Provided information
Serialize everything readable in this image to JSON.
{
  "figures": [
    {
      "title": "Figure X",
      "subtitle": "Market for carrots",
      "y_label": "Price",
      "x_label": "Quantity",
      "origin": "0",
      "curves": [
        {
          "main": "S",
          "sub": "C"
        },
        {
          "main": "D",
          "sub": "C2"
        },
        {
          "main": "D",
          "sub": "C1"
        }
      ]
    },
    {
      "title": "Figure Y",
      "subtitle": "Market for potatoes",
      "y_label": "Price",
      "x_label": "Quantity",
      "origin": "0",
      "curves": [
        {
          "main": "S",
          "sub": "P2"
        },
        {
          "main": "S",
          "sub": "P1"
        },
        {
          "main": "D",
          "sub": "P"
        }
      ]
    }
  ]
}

Given instruction
Nothing in the data may differ; print all of it exactly as written.

Correct output
Serialize everything readable in this image to JSON.
{
  "figures": [
    {
      "title": "Figure X",
      "subtitle": "Market for carrots",
      "y_label": "Price",
      "x_label": "Quantity",
      "origin": "0",
      "curves": [
        {
          "main": "S",
          "sub": "C"
        },
        {
          "main": "D",
          "sub": "C2"
        },
        {
          "main": "D",
          "sub": "C1"
        }
      ]
    },
    {
      "title": "Figure Y",
      "subtitle": "Market for potatoes",
      "y_label": "Price",
      "x_label": "Quantity",
      "origin": "0",
      "curves": [
        {
          "main": "S",
          "sub": "P2"
        },
        {
          "main": "S",
          "sub": "P1"
        },
        {
          "main": "D",
          "sub": "P"
        }
      ]
    }
  ]
}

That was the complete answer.